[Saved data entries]
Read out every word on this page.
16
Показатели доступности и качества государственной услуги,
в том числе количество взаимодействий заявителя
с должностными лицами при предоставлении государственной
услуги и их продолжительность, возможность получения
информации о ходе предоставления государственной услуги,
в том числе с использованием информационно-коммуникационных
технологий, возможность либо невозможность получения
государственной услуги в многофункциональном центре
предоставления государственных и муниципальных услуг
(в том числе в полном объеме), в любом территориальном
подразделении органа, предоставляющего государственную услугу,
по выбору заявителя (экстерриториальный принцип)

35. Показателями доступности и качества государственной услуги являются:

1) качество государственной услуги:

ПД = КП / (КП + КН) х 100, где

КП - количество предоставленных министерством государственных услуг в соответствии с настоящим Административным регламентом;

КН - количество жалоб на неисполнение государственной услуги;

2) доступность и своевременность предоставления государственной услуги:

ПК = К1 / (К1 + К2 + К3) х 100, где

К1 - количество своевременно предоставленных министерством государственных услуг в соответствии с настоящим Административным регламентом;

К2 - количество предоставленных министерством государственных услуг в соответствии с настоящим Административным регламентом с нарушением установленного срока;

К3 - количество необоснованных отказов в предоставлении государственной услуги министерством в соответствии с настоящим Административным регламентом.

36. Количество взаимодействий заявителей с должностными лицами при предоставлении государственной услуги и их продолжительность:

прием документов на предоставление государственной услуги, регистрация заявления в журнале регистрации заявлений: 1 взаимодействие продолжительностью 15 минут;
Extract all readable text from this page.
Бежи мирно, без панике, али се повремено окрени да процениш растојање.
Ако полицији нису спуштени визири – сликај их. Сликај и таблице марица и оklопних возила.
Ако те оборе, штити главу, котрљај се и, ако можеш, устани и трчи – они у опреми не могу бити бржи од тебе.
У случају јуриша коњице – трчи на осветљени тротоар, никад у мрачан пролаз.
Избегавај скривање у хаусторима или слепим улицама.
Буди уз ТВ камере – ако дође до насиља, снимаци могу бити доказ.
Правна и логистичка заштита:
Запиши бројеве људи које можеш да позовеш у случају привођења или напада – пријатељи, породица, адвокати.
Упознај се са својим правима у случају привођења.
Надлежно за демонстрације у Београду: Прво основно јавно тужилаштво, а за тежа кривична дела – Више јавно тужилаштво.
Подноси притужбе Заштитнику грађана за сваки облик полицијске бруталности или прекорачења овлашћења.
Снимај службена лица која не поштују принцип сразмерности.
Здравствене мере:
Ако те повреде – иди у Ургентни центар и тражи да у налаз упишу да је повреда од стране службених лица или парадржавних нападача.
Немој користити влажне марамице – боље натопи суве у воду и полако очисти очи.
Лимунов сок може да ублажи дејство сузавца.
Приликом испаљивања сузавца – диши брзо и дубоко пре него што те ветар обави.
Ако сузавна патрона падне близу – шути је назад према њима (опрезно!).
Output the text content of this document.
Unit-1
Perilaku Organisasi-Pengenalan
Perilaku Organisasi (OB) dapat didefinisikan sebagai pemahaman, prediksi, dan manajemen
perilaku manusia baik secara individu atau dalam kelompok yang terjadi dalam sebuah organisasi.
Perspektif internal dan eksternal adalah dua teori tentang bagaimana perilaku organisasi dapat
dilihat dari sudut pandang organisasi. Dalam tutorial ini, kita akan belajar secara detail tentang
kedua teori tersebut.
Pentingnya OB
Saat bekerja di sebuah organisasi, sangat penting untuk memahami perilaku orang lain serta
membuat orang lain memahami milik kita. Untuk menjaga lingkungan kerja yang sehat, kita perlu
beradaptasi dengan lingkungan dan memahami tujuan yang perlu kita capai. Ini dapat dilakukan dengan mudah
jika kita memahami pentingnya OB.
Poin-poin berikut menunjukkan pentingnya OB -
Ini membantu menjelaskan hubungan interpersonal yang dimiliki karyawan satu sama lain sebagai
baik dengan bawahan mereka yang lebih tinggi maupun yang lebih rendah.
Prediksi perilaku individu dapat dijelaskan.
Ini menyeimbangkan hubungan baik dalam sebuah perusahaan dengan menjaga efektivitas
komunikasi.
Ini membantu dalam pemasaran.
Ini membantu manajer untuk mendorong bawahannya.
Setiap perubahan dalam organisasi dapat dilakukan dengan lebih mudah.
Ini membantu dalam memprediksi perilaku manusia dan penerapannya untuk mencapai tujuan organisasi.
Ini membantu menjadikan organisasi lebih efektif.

● **To be done**: Search the entries for the word "заявителя" and gather every line where it appears.

● **Full response**:
в том числе количество взаимодействий заявителя
по выбору заявителя (экстерриториальный принцип)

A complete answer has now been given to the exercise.